*EXERCISE INSTRUCTIONS:*
Each of the entries should be retyped precisely as it appears.

═════ RECORDS SUPPLIED

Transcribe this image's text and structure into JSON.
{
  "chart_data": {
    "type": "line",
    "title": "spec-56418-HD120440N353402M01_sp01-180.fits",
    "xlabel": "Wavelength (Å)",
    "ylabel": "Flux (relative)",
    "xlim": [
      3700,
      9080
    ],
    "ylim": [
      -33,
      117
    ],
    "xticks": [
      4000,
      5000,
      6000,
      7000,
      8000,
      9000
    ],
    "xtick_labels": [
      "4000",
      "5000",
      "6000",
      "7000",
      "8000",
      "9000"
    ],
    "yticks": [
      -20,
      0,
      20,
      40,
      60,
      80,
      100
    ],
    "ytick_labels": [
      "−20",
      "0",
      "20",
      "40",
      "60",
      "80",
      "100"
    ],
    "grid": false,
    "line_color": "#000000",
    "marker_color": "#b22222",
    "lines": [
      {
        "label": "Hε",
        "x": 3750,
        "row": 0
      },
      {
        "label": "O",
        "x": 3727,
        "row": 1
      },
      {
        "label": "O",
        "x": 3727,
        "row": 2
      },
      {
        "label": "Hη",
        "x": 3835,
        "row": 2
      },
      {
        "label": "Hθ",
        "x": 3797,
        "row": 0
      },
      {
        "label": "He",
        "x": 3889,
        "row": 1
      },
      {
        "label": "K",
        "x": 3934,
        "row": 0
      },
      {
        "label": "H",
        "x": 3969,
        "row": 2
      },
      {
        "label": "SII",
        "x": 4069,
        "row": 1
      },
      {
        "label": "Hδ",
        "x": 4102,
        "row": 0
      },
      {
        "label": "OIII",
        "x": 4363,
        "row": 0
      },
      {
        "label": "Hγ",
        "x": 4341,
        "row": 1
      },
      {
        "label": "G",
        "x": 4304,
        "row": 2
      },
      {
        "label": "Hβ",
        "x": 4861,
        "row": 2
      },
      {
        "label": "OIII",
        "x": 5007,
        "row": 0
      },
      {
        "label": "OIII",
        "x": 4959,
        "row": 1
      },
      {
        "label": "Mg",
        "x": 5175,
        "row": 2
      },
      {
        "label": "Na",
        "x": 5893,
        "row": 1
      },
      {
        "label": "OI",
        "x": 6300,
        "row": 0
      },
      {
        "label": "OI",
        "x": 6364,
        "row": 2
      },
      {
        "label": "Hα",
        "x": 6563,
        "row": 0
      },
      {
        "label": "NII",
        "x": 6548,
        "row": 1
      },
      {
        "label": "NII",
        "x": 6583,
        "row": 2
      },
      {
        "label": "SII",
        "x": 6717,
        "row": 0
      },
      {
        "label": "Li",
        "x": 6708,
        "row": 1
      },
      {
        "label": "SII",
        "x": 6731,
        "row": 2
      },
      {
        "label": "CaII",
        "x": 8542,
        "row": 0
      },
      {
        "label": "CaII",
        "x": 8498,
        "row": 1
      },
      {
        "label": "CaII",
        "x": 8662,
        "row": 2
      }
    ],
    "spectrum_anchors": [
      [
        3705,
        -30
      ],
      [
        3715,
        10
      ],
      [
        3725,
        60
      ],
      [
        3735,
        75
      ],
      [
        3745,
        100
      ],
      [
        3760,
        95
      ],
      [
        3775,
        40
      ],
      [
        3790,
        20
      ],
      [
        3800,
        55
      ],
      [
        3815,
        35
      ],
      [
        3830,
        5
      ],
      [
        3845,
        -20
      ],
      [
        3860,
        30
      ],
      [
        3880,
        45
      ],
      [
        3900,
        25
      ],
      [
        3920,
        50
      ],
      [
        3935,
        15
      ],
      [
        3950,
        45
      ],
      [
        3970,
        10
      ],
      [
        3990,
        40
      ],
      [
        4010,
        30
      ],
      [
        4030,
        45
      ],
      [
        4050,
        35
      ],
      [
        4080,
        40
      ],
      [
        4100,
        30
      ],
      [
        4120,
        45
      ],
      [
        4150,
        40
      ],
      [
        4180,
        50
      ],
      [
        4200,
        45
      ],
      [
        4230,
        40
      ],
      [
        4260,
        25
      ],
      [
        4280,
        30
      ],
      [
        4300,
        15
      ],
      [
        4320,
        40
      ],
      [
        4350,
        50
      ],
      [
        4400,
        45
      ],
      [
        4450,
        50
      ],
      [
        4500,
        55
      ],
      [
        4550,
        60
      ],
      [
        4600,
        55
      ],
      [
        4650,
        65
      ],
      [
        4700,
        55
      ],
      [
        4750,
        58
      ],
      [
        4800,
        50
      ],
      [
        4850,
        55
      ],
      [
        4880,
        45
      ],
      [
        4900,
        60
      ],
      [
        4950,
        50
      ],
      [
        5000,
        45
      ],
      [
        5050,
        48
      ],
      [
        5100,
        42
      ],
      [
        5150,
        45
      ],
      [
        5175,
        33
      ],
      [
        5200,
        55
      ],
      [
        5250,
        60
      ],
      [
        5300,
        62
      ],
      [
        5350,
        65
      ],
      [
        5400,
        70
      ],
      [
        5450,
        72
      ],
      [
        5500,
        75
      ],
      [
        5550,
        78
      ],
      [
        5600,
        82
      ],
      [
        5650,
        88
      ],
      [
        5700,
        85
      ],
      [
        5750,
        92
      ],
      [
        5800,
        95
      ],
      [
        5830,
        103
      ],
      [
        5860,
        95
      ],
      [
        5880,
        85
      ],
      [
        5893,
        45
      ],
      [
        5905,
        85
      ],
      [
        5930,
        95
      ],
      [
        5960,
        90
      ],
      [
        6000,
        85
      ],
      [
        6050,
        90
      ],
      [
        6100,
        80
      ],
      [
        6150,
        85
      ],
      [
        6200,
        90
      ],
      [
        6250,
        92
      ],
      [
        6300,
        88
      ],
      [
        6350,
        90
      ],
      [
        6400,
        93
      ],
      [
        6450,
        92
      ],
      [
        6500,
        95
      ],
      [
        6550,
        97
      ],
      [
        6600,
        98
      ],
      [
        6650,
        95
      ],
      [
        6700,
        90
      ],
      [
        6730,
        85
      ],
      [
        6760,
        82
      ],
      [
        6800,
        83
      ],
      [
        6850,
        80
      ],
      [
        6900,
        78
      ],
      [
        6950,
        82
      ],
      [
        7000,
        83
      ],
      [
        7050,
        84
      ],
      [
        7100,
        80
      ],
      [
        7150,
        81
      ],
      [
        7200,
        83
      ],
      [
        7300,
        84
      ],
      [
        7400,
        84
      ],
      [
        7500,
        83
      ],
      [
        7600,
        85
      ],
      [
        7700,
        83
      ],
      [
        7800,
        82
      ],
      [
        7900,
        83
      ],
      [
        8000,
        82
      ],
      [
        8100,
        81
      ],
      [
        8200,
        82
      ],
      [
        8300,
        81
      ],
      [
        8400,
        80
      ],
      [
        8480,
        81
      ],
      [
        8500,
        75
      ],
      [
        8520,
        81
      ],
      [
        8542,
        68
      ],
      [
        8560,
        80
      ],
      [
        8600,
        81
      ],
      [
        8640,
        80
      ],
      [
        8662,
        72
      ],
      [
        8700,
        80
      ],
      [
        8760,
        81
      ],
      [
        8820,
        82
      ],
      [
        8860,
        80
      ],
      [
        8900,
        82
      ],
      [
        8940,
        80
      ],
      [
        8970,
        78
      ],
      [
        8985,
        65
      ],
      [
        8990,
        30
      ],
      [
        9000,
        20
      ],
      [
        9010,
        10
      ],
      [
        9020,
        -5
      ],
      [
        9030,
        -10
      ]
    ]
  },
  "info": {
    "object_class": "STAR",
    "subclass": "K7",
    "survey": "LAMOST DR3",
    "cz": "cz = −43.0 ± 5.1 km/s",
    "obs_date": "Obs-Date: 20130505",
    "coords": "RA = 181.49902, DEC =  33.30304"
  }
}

══════════

*RESULT OF THE EXERCISE:*
Transcribe this image's text and structure into JSON.
{
  "chart_data": {
    "type": "line",
    "title": "spec-56418-HD120440N353402M01_sp01-180.fits",
    "xlabel": "Wavelength (Å)",
    "ylabel": "Flux (relative)",
    "xlim": [
      3700,
      9080
    ],
    "ylim": [
      -33,
      117
    ],
    "xticks": [
      4000,
      5000,
      6000,
      7000,
      8000,
      9000
    ],
    "xtick_labels": [
      "4000",
      "5000",
      "6000",
      "7000",
      "8000",
      "9000"
    ],
    "yticks": [
      -20,
      0,
      20,
      40,
      60,
      80,
      100
    ],
    "ytick_labels": [
      "−20",
      "0",
      "20",
      "40",
      "60",
      "80",
      "100"
    ],
    "grid": false,
    "line_color": "#000000",
    "marker_color": "#b22222",
    "lines": [
      {
        "label": "Hε",
        "x": 3750,
        "row": 0
      },
      {
        "label": "O",
        "x": 3727,
        "row": 1
      },
      {
        "label": "O",
        "x": 3727,
        "row": 2
      },
      {
        "label": "Hη",
        "x": 3835,
        "row": 2
      },
      {
        "label": "Hθ",
        "x": 3797,
        "row": 0
      },
      {
        "label": "He",
        "x": 3889,
        "row": 1
      },
      {
        "label": "K",
        "x": 3934,
        "row": 0
      },
      {
        "label": "H",
        "x": 3969,
        "row": 2
      },
      {
        "label": "SII",
        "x": 4069,
        "row": 1
      },
      {
        "label": "Hδ",
        "x": 4102,
        "row": 0
      },
      {
        "label": "OIII",
        "x": 4363,
        "row": 0
      },
      {
        "label": "Hγ",
        "x": 4341,
        "row": 1
      },
      {
        "label": "G",
        "x": 4304,
        "row": 2
      },
      {
        "label": "Hβ",
        "x": 4861,
        "row": 2
      },
      {
        "label": "OIII",
        "x": 5007,
        "row": 0
      },
      {
        "label": "OIII",
        "x": 4959,
        "row": 1
      },
      {
        "label": "Mg",
        "x": 5175,
        "row": 2
      },
      {
        "label": "Na",
        "x": 5893,
        "row": 1
      },
      {
        "label": "OI",
        "x": 6300,
        "row": 0
      },
      {
        "label": "OI",
        "x": 6364,
        "row": 2
      },
      {
        "label": "Hα",
        "x": 6563,
        "row": 0
      },
      {
        "label": "NII",
        "x": 6548,
        "row": 1
      },
      {
        "label": "NII",
        "x": 6583,
        "row": 2
      },
      {
        "label": "SII",
        "x": 6717,
        "row": 0
      },
      {
        "label": "Li",
        "x": 6708,
        "row": 1
      },
      {
        "label": "SII",
        "x": 6731,
        "row": 2
      },
      {
        "label": "CaII",
        "x": 8542,
        "row": 0
      },
      {
        "label": "CaII",
        "x": 8498,
        "row": 1
      },
      {
        "label": "CaII",
        "x": 8662,
        "row": 2
      }
    ],
    "spectrum_anchors": [
      [
        3705,
        -30
      ],
      [
        3715,
        10
      ],
      [
        3725,
        60
      ],
      [
        3735,
        75
      ],
      [
        3745,
        100
      ],
      [
        3760,
        95
      ],
      [
        3775,
        40
      ],
      [
        3790,
        20
      ],
      [
        3800,
        55
      ],
      [
        3815,
        35
      ],
      [
        3830,
        5
      ],
      [
        3845,
        -20
      ],
      [
        3860,
        30
      ],
      [
        3880,
        45
      ],
      [
        3900,
        25
      ],
      [
        3920,
        50
      ],
      [
        3935,
        15
      ],
      [
        3950,
        45
      ],
      [
        3970,
        10
      ],
      [
        3990,
        40
      ],
      [
        4010,
        30
      ],
      [
        4030,
        45
      ],
      [
        4050,
        35
      ],
      [
        4080,
        40
      ],
      [
        4100,
        30
      ],
      [
        4120,
        45
      ],
      [
        4150,
        40
      ],
      [
        4180,
        50
      ],
      [
        4200,
        45
      ],
      [
        4230,
        40
      ],
      [
        4260,
        25
      ],
      [
        4280,
        30
      ],
      [
        4300,
        15
      ],
      [
        4320,
        40
      ],
      [
        4350,
        50
      ],
      [
        4400,
        45
      ],
      [
        4450,
        50
      ],
      [
        4500,
        55
      ],
      [
        4550,
        60
      ],
      [
        4600,
        55
      ],
      [
        4650,
        65
      ],
      [
        4700,
        55
      ],
      [
        4750,
        58
      ],
      [
        4800,
        50
      ],
      [
        4850,
        55
      ],
      [
        4880,
        45
      ],
      [
        4900,
        60
      ],
      [
        4950,
        50
      ],
      [
        5000,
        45
      ],
      [
        5050,
        48
      ],
      [
        5100,
        42
      ],
      [
        5150,
        45
      ],
      [
        5175,
        33
      ],
      [
        5200,
        55
      ],
      [
        5250,
        60
      ],
      [
        5300,
        62
      ],
      [
        5350,
        65
      ],
      [
        5400,
        70
      ],
      [
        5450,
        72
      ],
      [
        5500,
        75
      ],
      [
        5550,
        78
      ],
      [
        5600,
        82
      ],
      [
        5650,
        88
      ],
      [
        5700,
        85
      ],
      [
        5750,
        92
      ],
      [
        5800,
        95
      ],
      [
        5830,
        103
      ],
      [
        5860,
        95
      ],
      [
        5880,
        85
      ],
      [
        5893,
        45
      ],
      [
        5905,
        85
      ],
      [
        5930,
        95
      ],
      [
        5960,
        90
      ],
      [
        6000,
        85
      ],
      [
        6050,
        90
      ],
      [
        6100,
        80
      ],
      [
        6150,
        85
      ],
      [
        6200,
        90
      ],
      [
        6250,
        92
      ],
      [
        6300,
        88
      ],
      [
        6350,
        90
      ],
      [
        6400,
        93
      ],
      [
        6450,
        92
      ],
      [
        6500,
        95
      ],
      [
        6550,
        97
      ],
      [
        6600,
        98
      ],
      [
        6650,
        95
      ],
      [
        6700,
        90
      ],
      [
        6730,
        85
      ],
      [
        6760,
        82
      ],
      [
        6800,
        83
      ],
      [
        6850,
        80
      ],
      [
        6900,
        78
      ],
      [
        6950,
        82
      ],
      [
        7000,
        83
      ],
      [
        7050,
        84
      ],
      [
        7100,
        80
      ],
      [
        7150,
        81
      ],
      [
        7200,
        83
      ],
      [
        7300,
        84
      ],
      [
        7400,
        84
      ],
      [
        7500,
        83
      ],
      [
        7600,
        85
      ],
      [
        7700,
        83
      ],
      [
        7800,
        82
      ],
      [
        7900,
        83
      ],
      [
        8000,
        82
      ],
      [
        8100,
        81
      ],
      [
        8200,
        82
      ],
      [
        8300,
        81
      ],
      [
        8400,
        80
      ],
      [
        8480,
        81
      ],
      [
        8500,
        75
      ],
      [
        8520,
        81
      ],
      [
        8542,
        68
      ],
      [
        8560,
        80
      ],
      [
        8600,
        81
      ],
      [
        8640,
        80
      ],
      [
        8662,
        72
      ],
      [
        8700,
        80
      ],
      [
        8760,
        81
      ],
      [
        8820,
        82
      ],
      [
        8860,
        80
      ],
      [
        8900,
        82
      ],
      [
        8940,
        80
      ],
      [
        8970,
        78
      ],
      [
        8985,
        65
      ],
      [
        8990,
        30
      ],
      [
        9000,
        20
      ],
      [
        9010,
        10
      ],
      [
        9020,
        -5
      ],
      [
        9030,
        -10
      ]
    ]
  },
  "info": {
    "object_class": "STAR",
    "subclass": "K7",
    "survey": "LAMOST DR3",
    "cz": "cz = −43.0 ± 5.1 km/s",
    "obs_date": "Obs-Date: 20130505",
    "coords": "RA = 181.49902, DEC =  33.30304"
  }
}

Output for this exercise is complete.